Below are some entries. Copy each line that holds the string "delay".

━━━━━━━━━━━━━━━━━━━━━━━━━━━━━━

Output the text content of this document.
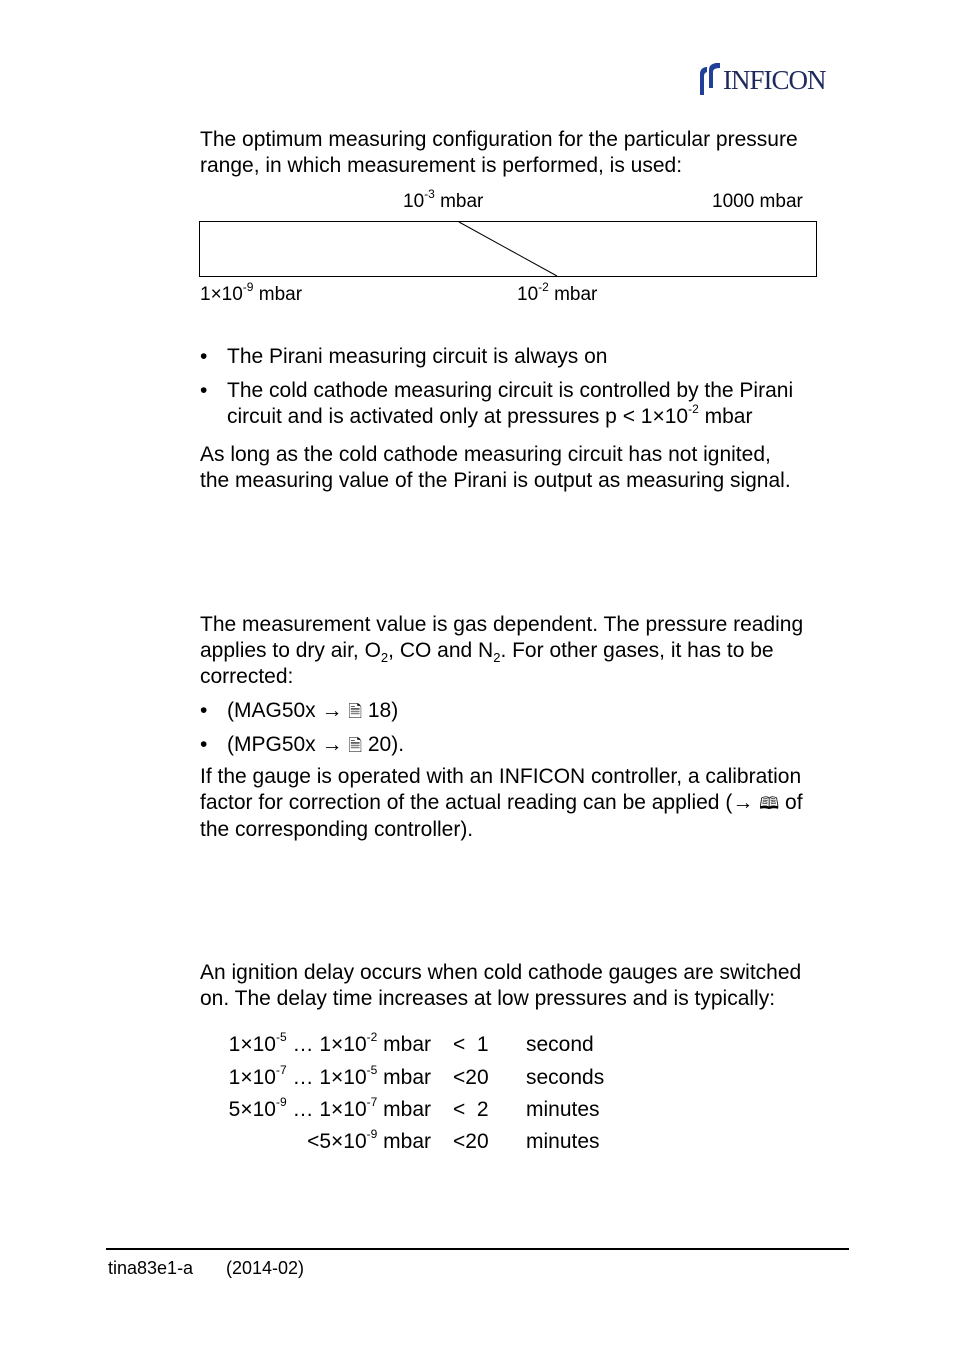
INFICON

The optimum measuring configuration for the particular pressure
range, in which measurement is performed, is used:

$10^{-3}$ mbar	1000 mbar
$1\times 10^{-9}$ mbar	$10^{-2}$ mbar
• The Pirani measuring circuit is always on
• The cold cathode measuring circuit is controlled by the Pirani
circuit and is activated only at pressures $p < 1\times 10^{-2}$ mbar

As long as the cold cathode measuring circuit has not ignited,
the measuring value of the Pirani is output as measuring signal.

The measurement value is gas dependent. The pressure reading
applies to dry air, $O_2$, CO and $N_2$. For other gases, it has to be
corrected:

• (MAG50x → 🗎 18)
• (MPG50x → 🗎 20).

If the gauge is operated with an INFICON controller, a calibration
factor for correction of the actual reading can be applied (→ 🕮 of
the corresponding controller).

An ignition delay occurs when cold cathode gauges are switched
on. The delay time increases at low pressures and is typically:

$1\times 10^{-5}$ … $1\times 10^{-2}$ mbar <  1 second
$1\times 10^{-7}$ … $1\times 10^{-5}$ mbar <20 seconds
$5\times 10^{-9}$ … $1\times 10^{-7}$ mbar <  2 minutes
$<5\times 10^{-9}$ mbar <20 minutes
tina83e1-a (2014-02)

━━━━━━━━━━━━━━━━━━━━━━━━━━━━━━

- _Exercise answer_:
An ignition delay occurs when cold cathode gauges are switched
on. The delay time increases at low pressures and is typically:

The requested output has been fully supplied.